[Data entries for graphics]
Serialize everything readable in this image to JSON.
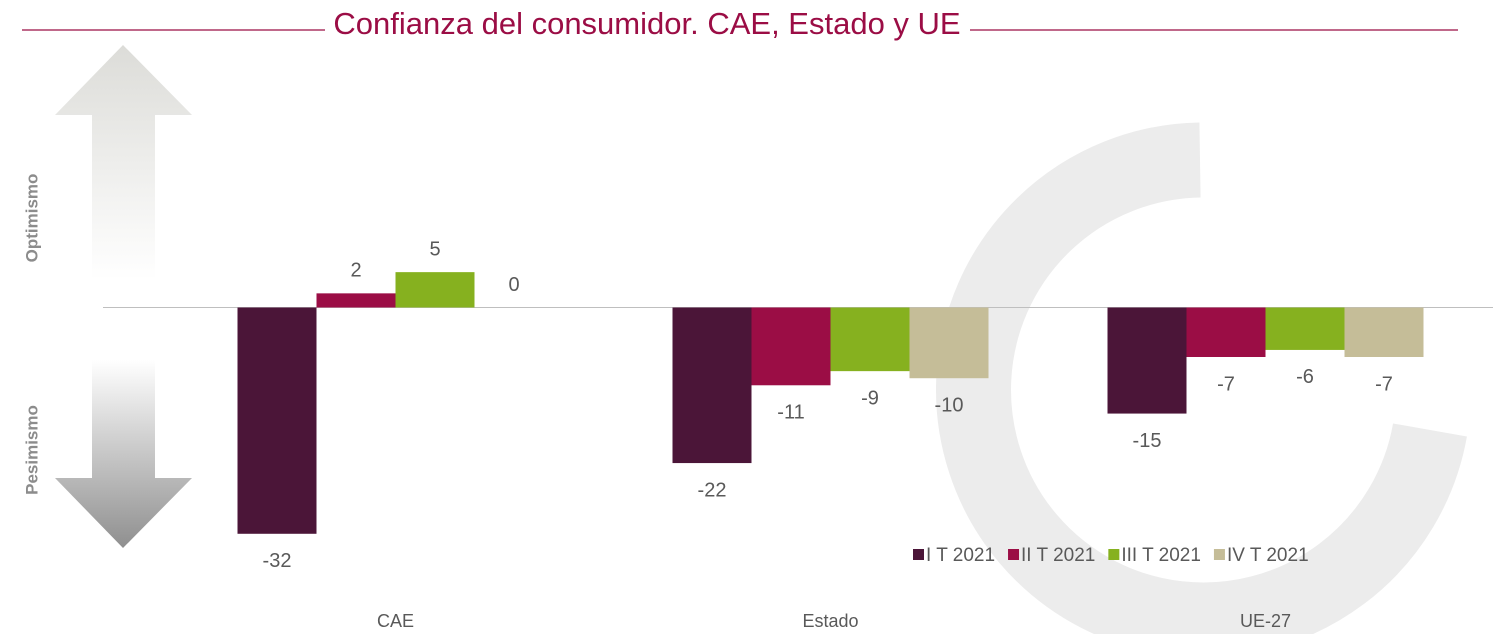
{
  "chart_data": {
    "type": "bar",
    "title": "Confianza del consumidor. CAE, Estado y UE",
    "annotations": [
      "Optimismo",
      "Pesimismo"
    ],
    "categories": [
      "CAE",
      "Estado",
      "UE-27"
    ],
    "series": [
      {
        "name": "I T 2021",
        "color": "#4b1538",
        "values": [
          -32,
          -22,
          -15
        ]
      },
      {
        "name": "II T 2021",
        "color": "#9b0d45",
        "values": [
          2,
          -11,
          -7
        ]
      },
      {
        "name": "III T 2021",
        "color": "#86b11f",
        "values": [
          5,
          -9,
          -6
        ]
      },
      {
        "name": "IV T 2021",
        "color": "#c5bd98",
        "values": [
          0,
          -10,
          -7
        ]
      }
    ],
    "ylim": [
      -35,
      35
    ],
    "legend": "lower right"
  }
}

**Your instructions:** Quote each entry above verbatim and drop the pictures.

**Answer in full:**
Serialize everything readable in this image to JSON.
{
  "chart_data": {
    "type": "bar",
    "title": "Confianza del consumidor. CAE, Estado y UE",
    "annotations": [
      "Optimismo",
      "Pesimismo"
    ],
    "categories": [
      "CAE",
      "Estado",
      "UE-27"
    ],
    "series": [
      {
        "name": "I T 2021",
        "color": "#4b1538",
        "values": [
          -32,
          -22,
          -15
        ]
      },
      {
        "name": "II T 2021",
        "color": "#9b0d45",
        "values": [
          2,
          -11,
          -7
        ]
      },
      {
        "name": "III T 2021",
        "color": "#86b11f",
        "values": [
          5,
          -9,
          -6
        ]
      },
      {
        "name": "IV T 2021",
        "color": "#c5bd98",
        "values": [
          0,
          -10,
          -7
        ]
      }
    ],
    "ylim": [
      -35,
      35
    ],
    "legend": "lower right"
  }
}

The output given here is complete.